#### THE RECORDS

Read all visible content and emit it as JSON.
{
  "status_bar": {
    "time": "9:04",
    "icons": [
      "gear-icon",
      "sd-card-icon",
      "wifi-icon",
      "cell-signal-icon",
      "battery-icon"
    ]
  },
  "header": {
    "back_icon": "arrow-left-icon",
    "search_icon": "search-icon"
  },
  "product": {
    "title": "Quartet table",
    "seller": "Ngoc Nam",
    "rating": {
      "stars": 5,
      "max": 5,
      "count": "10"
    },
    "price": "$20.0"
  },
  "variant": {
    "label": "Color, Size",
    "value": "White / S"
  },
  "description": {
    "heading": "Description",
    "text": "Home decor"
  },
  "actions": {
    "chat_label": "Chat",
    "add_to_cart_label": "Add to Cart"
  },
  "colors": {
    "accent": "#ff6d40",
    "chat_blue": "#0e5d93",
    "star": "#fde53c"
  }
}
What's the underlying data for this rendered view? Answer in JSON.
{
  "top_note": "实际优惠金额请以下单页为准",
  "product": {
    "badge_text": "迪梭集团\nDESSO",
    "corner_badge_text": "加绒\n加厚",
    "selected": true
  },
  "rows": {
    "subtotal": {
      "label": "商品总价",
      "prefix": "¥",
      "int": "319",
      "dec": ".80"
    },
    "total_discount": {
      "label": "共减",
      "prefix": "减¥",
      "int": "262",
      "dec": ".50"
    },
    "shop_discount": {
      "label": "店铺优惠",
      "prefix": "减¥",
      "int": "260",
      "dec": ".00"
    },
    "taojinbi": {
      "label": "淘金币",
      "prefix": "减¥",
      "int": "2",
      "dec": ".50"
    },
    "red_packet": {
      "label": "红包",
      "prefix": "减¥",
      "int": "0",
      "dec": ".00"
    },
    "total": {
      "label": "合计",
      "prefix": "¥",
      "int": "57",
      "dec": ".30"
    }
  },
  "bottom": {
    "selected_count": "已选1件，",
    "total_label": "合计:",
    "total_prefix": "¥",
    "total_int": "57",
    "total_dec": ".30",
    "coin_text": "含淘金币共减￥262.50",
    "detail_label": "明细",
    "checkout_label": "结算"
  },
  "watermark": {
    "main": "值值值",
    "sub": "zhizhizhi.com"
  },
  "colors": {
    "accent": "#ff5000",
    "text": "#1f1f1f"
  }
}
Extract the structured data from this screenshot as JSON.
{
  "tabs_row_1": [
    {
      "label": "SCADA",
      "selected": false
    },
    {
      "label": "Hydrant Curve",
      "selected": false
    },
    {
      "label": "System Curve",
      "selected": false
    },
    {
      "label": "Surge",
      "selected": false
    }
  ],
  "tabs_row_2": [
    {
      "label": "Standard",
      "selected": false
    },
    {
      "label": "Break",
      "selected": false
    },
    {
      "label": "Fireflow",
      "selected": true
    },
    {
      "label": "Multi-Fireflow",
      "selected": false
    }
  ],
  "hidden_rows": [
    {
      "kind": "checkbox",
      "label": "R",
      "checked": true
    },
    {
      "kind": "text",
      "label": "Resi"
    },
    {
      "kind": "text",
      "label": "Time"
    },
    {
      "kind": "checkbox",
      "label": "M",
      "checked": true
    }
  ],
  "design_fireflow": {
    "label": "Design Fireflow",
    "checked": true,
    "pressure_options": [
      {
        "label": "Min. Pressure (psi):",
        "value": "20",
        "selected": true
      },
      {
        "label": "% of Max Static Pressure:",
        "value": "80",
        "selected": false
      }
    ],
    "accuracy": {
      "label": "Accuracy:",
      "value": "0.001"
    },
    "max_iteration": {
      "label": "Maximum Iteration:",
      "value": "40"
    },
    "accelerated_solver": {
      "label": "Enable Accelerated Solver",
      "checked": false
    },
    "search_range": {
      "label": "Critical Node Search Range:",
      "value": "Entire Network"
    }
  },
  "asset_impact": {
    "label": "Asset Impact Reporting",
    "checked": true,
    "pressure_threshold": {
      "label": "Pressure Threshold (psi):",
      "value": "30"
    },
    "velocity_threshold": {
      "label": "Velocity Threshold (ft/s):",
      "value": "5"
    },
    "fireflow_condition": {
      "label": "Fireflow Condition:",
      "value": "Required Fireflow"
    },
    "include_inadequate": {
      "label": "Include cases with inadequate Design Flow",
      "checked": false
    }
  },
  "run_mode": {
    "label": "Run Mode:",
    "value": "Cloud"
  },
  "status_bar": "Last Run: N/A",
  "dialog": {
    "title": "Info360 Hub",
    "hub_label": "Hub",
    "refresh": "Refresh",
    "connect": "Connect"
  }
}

########

EXERCISE OBJECTIVE:
List every line above containing the word "title".

CORRECT RESPONSE:
    "title": "Quartet table",
    "title": "Info360 Hub",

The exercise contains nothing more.